Extract the text of every entry below exactly; leave images out.

## Start

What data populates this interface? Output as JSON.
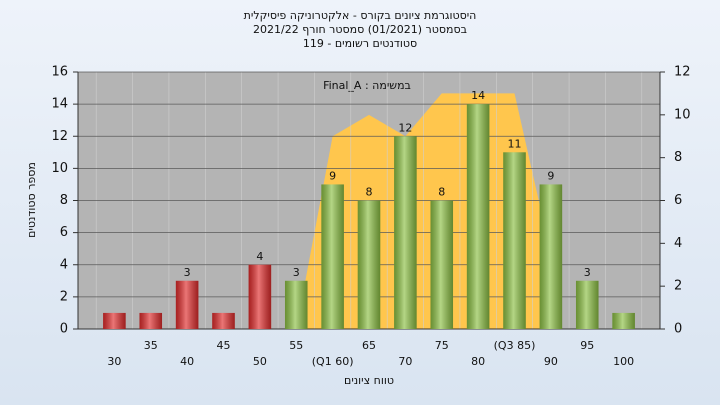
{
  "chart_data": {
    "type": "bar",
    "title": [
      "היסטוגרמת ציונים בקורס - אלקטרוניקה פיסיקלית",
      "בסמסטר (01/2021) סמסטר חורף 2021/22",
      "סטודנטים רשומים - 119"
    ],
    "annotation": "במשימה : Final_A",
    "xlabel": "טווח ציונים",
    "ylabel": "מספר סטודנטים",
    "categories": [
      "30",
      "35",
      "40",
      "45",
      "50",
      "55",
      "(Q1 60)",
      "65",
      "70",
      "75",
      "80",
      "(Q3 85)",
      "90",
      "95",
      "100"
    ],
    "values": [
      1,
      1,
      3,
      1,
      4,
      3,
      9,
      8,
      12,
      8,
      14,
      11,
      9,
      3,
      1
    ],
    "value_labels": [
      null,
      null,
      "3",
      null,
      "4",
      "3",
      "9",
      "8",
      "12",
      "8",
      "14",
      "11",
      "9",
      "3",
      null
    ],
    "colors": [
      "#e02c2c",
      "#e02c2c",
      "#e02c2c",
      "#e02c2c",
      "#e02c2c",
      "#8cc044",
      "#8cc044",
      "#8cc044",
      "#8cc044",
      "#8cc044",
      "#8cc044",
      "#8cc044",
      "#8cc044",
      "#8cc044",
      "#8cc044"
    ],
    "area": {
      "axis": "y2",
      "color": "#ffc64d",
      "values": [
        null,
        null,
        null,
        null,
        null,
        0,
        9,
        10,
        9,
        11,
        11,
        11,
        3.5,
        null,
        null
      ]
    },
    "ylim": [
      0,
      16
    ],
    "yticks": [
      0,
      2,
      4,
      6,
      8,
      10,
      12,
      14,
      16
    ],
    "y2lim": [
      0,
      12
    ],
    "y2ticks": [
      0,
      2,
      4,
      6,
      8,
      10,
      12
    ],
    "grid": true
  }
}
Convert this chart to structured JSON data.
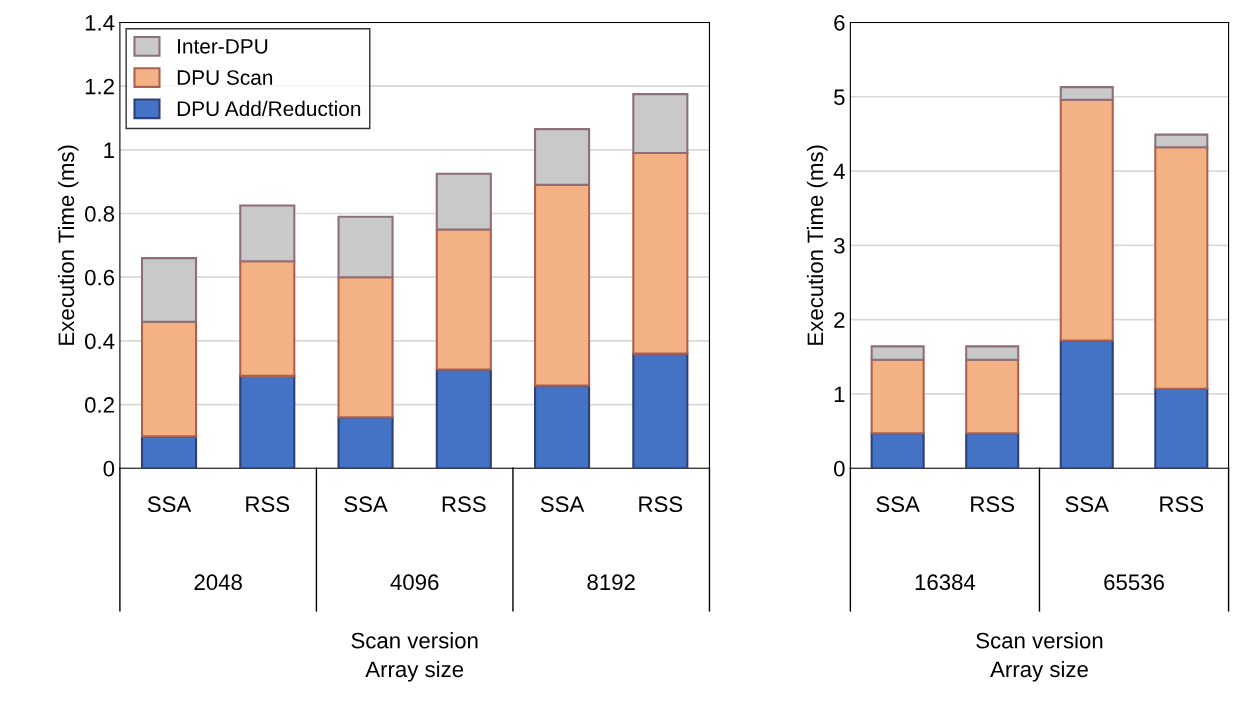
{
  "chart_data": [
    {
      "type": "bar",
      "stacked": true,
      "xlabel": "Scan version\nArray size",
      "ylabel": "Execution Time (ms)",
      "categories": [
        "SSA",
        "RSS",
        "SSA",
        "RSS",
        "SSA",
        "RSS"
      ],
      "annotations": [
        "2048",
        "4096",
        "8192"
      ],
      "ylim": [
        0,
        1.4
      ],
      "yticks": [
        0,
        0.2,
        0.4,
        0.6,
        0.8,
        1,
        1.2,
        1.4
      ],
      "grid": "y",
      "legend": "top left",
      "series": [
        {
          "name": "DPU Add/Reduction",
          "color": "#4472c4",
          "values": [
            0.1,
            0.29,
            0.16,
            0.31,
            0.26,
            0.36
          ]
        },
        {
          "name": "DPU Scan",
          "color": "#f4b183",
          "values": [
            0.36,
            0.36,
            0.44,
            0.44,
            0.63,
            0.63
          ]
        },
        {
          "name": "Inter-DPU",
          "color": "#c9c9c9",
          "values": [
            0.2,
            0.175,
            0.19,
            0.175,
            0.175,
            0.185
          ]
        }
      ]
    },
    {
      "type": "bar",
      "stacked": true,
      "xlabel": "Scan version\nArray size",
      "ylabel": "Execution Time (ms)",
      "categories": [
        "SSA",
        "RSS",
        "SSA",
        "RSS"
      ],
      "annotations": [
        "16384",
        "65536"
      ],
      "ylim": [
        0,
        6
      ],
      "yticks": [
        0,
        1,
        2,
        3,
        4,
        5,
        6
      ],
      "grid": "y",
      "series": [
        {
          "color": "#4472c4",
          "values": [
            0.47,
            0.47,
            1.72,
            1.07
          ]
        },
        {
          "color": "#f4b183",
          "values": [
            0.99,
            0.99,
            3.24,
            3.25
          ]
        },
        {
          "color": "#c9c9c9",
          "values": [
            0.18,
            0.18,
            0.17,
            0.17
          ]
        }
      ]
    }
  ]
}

## End

§ Right answer:
What data populates this interface? Output as JSON.
{
  "chart_data": {
    "type": "bar",
    "title": [
      "היסטוגרמת ציונים בקורס - אלקטרוניקה פיסיקלית",
      "בסמסטר (01/2021) סמסטר חורף 2021/22",
      "סטודנטים רשומים - 119"
    ],
    "annotation": "במשימה : Final_A",
    "xlabel": "טווח ציונים",
    "ylabel": "מספר סטודנטים",
    "categories": [
      "30",
      "35",
      "40",
      "45",
      "50",
      "55",
      "(Q1 60)",
      "65",
      "70",
      "75",
      "80",
      "(Q3 85)",
      "90",
      "95",
      "100"
    ],
    "values": [
      1,
      1,
      3,
      1,
      4,
      3,
      9,
      8,
      12,
      8,
      14,
      11,
      9,
      3,
      1
    ],
    "value_labels": [
      null,
      null,
      "3",
      null,
      "4",
      "3",
      "9",
      "8",
      "12",
      "8",
      "14",
      "11",
      "9",
      "3",
      null
    ],
    "colors": [
      "#e02c2c",
      "#e02c2c",
      "#e02c2c",
      "#e02c2c",
      "#e02c2c",
      "#8cc044",
      "#8cc044",
      "#8cc044",
      "#8cc044",
      "#8cc044",
      "#8cc044",
      "#8cc044",
      "#8cc044",
      "#8cc044",
      "#8cc044"
    ],
    "area": {
      "axis": "y2",
      "color": "#ffc64d",
      "values": [
        null,
        null,
        null,
        null,
        null,
        0,
        9,
        10,
        9,
        11,
        11,
        11,
        3.5,
        null,
        null
      ]
    },
    "ylim": [
      0,
      16
    ],
    "yticks": [
      0,
      2,
      4,
      6,
      8,
      10,
      12,
      14,
      16
    ],
    "y2lim": [
      0,
      12
    ],
    "y2ticks": [
      0,
      2,
      4,
      6,
      8,
      10,
      12
    ],
    "grid": true
  }
}
Convert this chart to structured JSON data.
{
  "chart_data": [
    {
      "type": "bar",
      "stacked": true,
      "xlabel": "Scan version\nArray size",
      "ylabel": "Execution Time (ms)",
      "categories": [
        "SSA",
        "RSS",
        "SSA",
        "RSS",
        "SSA",
        "RSS"
      ],
      "annotations": [
        "2048",
        "4096",
        "8192"
      ],
      "ylim": [
        0,
        1.4
      ],
      "yticks": [
        0,
        0.2,
        0.4,
        0.6,
        0.8,
        1,
        1.2,
        1.4
      ],
      "grid": "y",
      "legend": "top left",
      "series": [
        {
          "name": "DPU Add/Reduction",
          "color": "#4472c4",
          "values": [
            0.1,
            0.29,
            0.16,
            0.31,
            0.26,
            0.36
          ]
        },
        {
          "name": "DPU Scan",
          "color": "#f4b183",
          "values": [
            0.36,
            0.36,
            0.44,
            0.44,
            0.63,
            0.63
          ]
        },
        {
          "name": "Inter-DPU",
          "color": "#c9c9c9",
          "values": [
            0.2,
            0.175,
            0.19,
            0.175,
            0.175,
            0.185
          ]
        }
      ]
    },
    {
      "type": "bar",
      "stacked": true,
      "xlabel": "Scan version\nArray size",
      "ylabel": "Execution Time (ms)",
      "categories": [
        "SSA",
        "RSS",
        "SSA",
        "RSS"
      ],
      "annotations": [
        "16384",
        "65536"
      ],
      "ylim": [
        0,
        6
      ],
      "yticks": [
        0,
        1,
        2,
        3,
        4,
        5,
        6
      ],
      "grid": "y",
      "series": [
        {
          "color": "#4472c4",
          "values": [
            0.47,
            0.47,
            1.72,
            1.07
          ]
        },
        {
          "color": "#f4b183",
          "values": [
            0.99,
            0.99,
            3.24,
            3.25
          ]
        },
        {
          "color": "#c9c9c9",
          "values": [
            0.18,
            0.18,
            0.17,
            0.17
          ]
        }
      ]
    }
  ]
}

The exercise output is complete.